#### [Aim of the exercise]
Extract the full set of records that follows, word for word.

(Saved entries)
** Begin **

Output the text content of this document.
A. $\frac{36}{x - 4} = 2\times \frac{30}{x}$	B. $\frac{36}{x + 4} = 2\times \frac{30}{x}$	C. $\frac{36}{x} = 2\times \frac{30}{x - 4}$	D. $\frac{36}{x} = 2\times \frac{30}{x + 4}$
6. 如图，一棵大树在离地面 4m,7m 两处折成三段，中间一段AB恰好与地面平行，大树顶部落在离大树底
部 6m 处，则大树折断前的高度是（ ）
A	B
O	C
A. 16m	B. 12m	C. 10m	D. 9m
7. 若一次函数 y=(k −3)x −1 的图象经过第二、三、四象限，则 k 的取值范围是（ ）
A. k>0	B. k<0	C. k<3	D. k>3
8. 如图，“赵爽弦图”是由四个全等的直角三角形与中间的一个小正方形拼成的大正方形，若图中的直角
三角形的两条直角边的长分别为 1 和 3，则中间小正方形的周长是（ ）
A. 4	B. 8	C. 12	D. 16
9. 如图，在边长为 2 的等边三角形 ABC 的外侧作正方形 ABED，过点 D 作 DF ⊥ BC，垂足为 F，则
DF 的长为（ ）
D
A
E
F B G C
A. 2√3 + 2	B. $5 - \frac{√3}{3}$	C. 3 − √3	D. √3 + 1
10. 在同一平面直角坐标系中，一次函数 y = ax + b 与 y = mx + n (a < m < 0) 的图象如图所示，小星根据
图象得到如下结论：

** End **

#### [Output for this task]
Output the text content of this document.
A. $\frac{36}{x - 4} = 2\times \frac{30}{x}$	B. $\frac{36}{x + 4} = 2\times \frac{30}{x}$	C. $\frac{36}{x} = 2\times \frac{30}{x - 4}$	D. $\frac{36}{x} = 2\times \frac{30}{x + 4}$
6. 如图，一棵大树在离地面 4m,7m 两处折成三段，中间一段AB恰好与地面平行，大树顶部落在离大树底
部 6m 处，则大树折断前的高度是（ ）
A	B
O	C
A. 16m	B. 12m	C. 10m	D. 9m
7. 若一次函数 y=(k −3)x −1 的图象经过第二、三、四象限，则 k 的取值范围是（ ）
A. k>0	B. k<0	C. k<3	D. k>3
8. 如图，“赵爽弦图”是由四个全等的直角三角形与中间的一个小正方形拼成的大正方形，若图中的直角
三角形的两条直角边的长分别为 1 和 3，则中间小正方形的周长是（ ）
A. 4	B. 8	C. 12	D. 16
9. 如图，在边长为 2 的等边三角形 ABC 的外侧作正方形 ABED，过点 D 作 DF ⊥ BC，垂足为 F，则
DF 的长为（ ）
D
A
E
F B G C
A. 2√3 + 2	B. $5 - \frac{√3}{3}$	C. 3 − √3	D. √3 + 1
10. 在同一平面直角坐标系中，一次函数 y = ax + b 与 y = mx + n (a < m < 0) 的图象如图所示，小星根据
图象得到如下结论：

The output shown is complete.